**Saved entries:**
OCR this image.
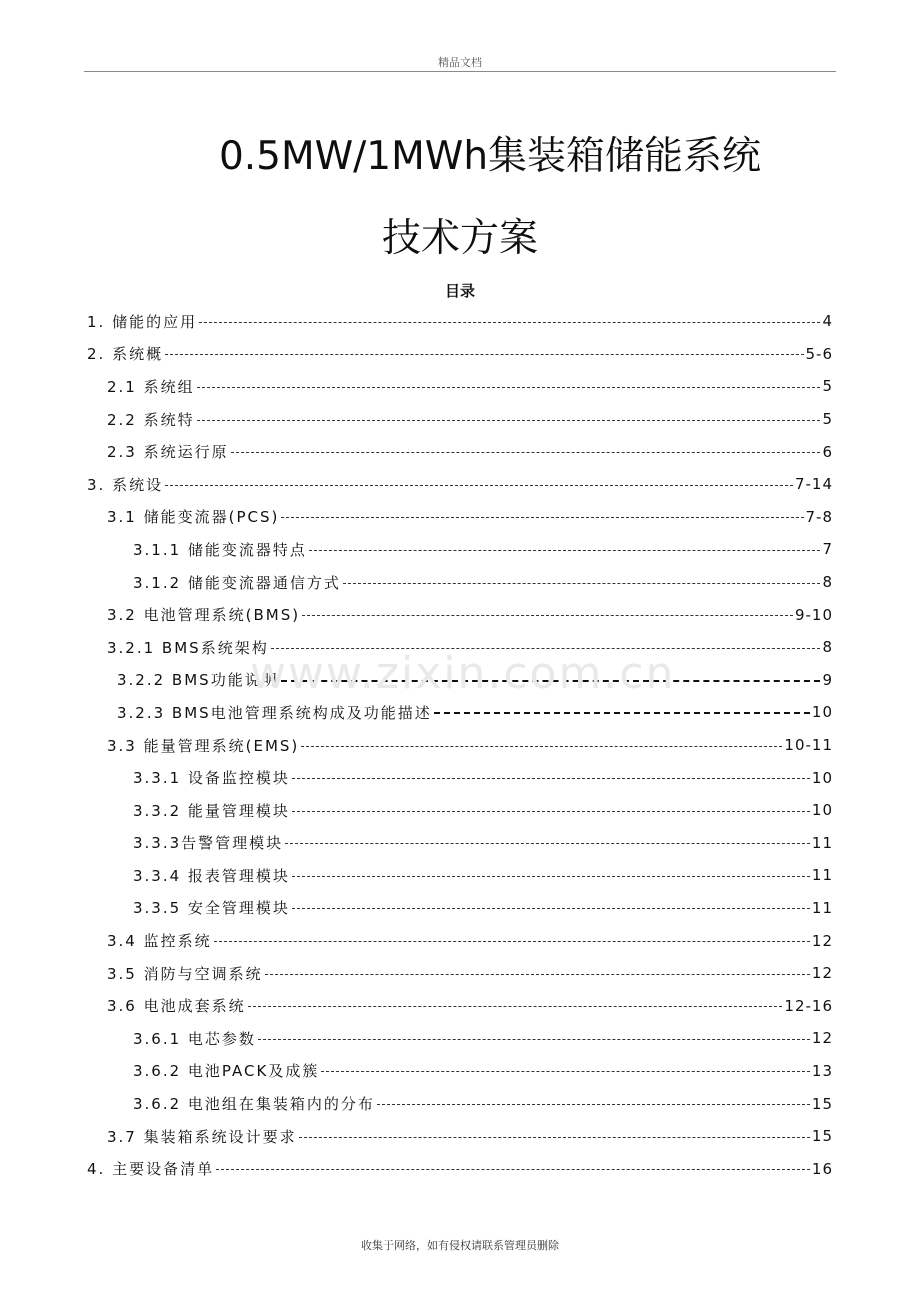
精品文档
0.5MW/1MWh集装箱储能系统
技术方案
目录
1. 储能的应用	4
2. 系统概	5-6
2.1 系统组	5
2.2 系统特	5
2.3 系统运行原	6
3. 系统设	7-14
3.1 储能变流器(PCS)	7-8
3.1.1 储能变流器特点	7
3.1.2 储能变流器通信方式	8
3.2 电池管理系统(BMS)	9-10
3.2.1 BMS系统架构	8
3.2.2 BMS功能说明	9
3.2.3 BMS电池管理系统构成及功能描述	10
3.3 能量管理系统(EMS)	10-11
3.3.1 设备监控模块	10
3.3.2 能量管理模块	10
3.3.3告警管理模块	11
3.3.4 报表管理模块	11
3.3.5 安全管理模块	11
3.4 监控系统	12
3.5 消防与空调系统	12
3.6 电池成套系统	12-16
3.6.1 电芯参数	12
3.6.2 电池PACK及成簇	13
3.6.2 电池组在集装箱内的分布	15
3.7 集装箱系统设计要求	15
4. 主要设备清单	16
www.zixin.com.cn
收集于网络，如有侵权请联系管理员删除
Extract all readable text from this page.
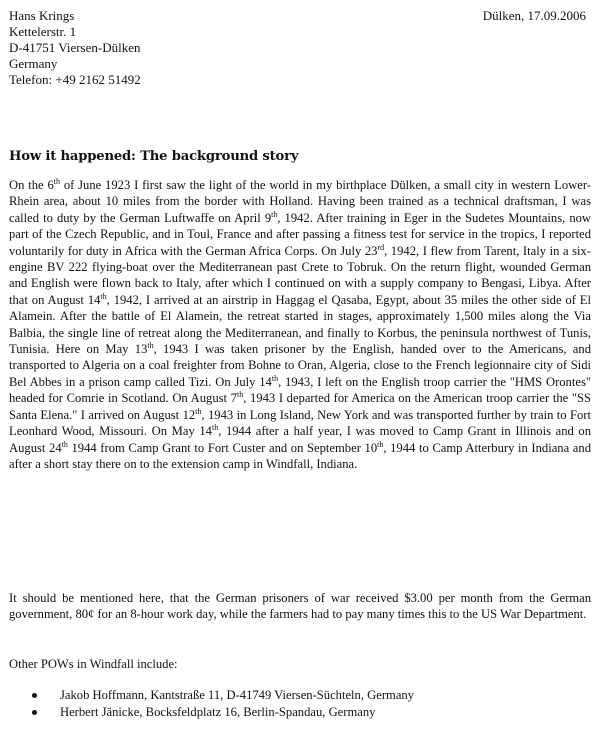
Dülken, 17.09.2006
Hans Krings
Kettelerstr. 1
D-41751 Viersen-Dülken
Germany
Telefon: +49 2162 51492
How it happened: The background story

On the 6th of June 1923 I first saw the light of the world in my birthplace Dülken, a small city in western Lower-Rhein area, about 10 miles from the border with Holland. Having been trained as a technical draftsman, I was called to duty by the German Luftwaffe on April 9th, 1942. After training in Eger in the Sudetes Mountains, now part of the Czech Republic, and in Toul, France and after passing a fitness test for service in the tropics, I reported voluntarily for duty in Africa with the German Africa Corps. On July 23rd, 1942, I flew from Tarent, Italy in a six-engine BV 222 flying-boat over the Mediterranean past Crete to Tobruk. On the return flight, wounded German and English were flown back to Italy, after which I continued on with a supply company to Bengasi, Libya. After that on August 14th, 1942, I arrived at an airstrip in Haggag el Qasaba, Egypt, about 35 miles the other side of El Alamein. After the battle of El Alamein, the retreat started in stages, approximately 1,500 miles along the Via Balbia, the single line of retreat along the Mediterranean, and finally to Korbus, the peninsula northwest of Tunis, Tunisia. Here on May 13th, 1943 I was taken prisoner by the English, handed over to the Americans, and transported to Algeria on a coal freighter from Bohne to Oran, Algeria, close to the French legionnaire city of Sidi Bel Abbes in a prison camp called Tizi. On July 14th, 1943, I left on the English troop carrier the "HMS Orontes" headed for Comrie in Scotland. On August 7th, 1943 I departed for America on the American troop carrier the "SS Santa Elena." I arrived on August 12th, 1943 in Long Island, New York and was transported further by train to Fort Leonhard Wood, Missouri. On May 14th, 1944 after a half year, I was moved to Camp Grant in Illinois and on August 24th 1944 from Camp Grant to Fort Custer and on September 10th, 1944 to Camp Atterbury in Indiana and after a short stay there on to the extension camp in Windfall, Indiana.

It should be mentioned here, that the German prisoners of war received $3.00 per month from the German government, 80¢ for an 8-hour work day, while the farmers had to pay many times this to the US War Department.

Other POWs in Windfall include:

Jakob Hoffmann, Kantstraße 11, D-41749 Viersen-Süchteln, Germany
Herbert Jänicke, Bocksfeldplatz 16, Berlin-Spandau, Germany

* * *

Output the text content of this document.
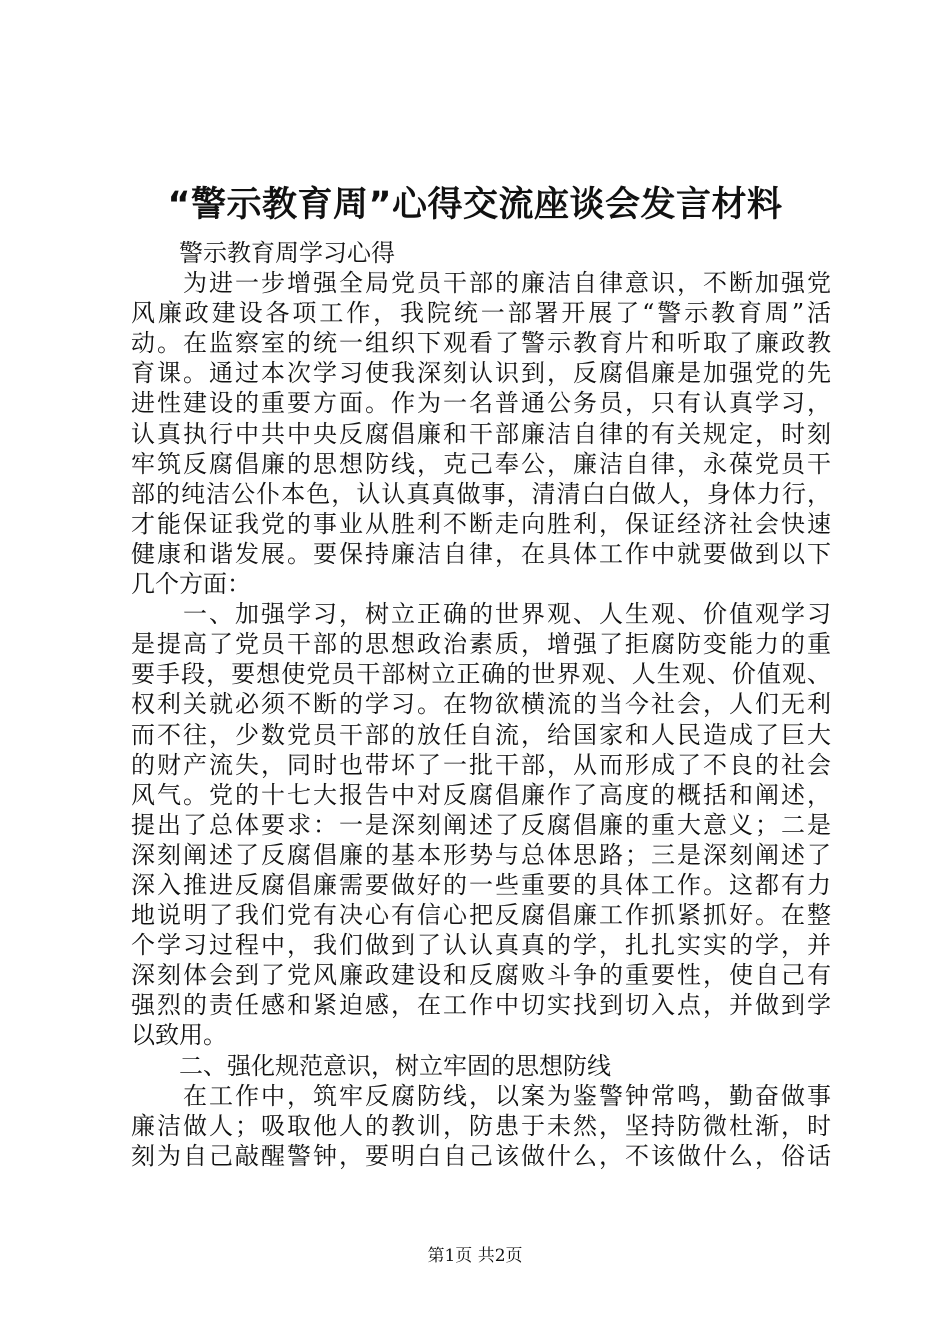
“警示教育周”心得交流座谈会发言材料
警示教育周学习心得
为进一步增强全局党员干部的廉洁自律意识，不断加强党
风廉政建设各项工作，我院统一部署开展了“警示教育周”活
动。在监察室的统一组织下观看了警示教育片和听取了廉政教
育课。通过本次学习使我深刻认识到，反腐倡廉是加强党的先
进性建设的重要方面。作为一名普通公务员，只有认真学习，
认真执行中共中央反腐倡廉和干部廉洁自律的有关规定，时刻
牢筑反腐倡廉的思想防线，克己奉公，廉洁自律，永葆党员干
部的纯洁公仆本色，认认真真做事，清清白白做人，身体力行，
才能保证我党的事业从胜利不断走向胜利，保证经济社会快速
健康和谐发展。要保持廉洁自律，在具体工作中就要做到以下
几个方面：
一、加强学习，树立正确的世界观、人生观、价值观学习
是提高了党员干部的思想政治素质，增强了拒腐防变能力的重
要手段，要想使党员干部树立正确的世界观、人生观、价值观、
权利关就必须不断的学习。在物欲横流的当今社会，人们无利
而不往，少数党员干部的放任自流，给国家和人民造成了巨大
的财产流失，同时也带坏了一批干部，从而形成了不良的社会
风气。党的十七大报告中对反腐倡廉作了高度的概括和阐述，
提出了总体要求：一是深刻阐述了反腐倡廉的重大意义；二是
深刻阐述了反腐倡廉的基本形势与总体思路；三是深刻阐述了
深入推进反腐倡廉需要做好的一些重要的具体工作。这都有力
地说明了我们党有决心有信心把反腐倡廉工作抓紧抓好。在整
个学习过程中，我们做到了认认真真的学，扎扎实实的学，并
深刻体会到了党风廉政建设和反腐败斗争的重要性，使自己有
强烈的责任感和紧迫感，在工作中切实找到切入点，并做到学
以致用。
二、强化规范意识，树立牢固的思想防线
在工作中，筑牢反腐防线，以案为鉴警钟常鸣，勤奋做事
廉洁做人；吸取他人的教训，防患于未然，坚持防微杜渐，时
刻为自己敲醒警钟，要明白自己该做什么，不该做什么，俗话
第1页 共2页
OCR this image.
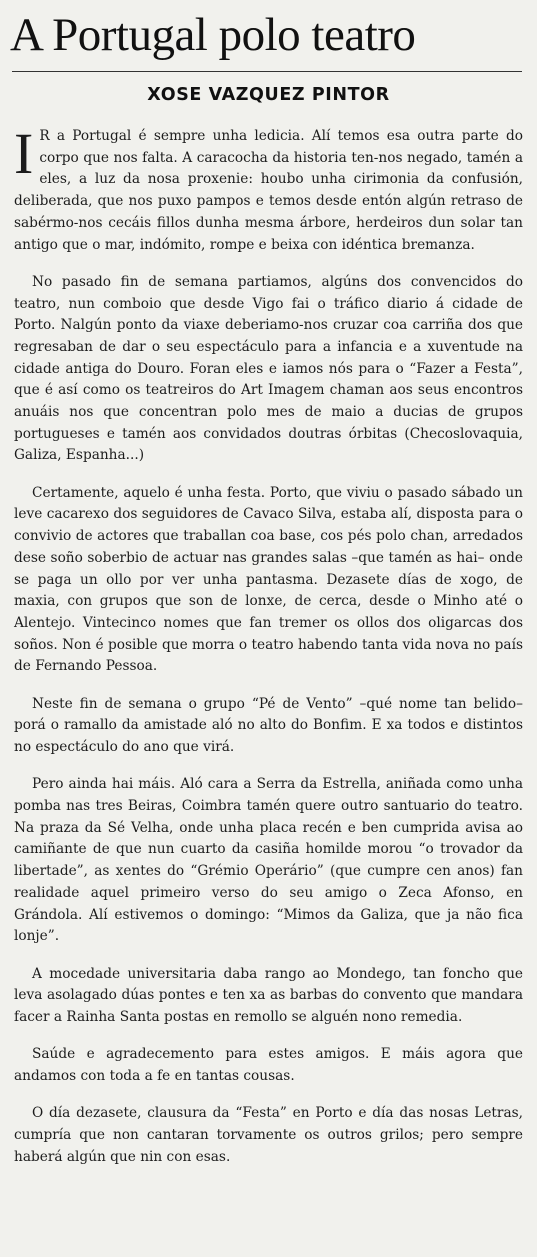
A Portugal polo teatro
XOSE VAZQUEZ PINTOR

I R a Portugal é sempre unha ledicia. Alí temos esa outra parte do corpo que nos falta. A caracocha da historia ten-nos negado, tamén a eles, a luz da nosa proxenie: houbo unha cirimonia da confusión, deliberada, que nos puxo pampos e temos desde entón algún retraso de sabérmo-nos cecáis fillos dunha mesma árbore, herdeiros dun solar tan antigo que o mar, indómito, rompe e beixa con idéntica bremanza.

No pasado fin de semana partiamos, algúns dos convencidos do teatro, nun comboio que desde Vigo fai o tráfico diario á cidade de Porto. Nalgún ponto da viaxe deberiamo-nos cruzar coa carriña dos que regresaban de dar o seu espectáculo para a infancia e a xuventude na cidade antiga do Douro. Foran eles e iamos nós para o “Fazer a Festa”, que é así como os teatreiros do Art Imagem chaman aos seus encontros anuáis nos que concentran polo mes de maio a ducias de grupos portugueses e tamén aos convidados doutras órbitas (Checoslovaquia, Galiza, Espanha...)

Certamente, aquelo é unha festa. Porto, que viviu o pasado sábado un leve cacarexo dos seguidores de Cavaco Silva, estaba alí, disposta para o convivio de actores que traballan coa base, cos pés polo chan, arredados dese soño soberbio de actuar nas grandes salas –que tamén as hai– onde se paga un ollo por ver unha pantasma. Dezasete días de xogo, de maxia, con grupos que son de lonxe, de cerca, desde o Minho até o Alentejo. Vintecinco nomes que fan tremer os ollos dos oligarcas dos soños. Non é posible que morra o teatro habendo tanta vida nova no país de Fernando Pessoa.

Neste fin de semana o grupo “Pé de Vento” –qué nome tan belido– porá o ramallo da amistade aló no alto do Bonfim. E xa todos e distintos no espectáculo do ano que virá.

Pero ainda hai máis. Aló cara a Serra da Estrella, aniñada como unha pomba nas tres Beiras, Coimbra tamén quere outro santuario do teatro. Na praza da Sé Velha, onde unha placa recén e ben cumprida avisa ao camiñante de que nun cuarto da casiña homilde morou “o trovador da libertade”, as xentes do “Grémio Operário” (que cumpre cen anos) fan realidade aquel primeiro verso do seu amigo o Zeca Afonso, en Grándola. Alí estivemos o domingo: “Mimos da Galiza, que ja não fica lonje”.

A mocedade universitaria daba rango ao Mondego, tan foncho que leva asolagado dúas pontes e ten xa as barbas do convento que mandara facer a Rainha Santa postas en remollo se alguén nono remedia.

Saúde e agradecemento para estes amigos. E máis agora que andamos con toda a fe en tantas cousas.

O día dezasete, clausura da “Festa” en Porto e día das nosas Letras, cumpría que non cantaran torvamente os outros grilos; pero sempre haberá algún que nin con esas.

==

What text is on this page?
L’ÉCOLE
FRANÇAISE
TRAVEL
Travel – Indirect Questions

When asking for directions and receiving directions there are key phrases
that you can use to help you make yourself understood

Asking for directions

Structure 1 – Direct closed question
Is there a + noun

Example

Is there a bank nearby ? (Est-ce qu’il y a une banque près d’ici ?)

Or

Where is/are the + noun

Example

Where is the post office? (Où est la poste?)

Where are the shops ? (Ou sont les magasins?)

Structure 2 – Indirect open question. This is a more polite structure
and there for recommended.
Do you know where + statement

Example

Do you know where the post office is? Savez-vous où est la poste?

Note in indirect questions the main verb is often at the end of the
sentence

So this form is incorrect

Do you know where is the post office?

**Problem requirements:** Go through the material and copy out every line with "know" in it.

**Completed exercise:**
Do you know where + statement
Do you know where the post office is? Savez-vous où est la poste?
Do you know where is the post office?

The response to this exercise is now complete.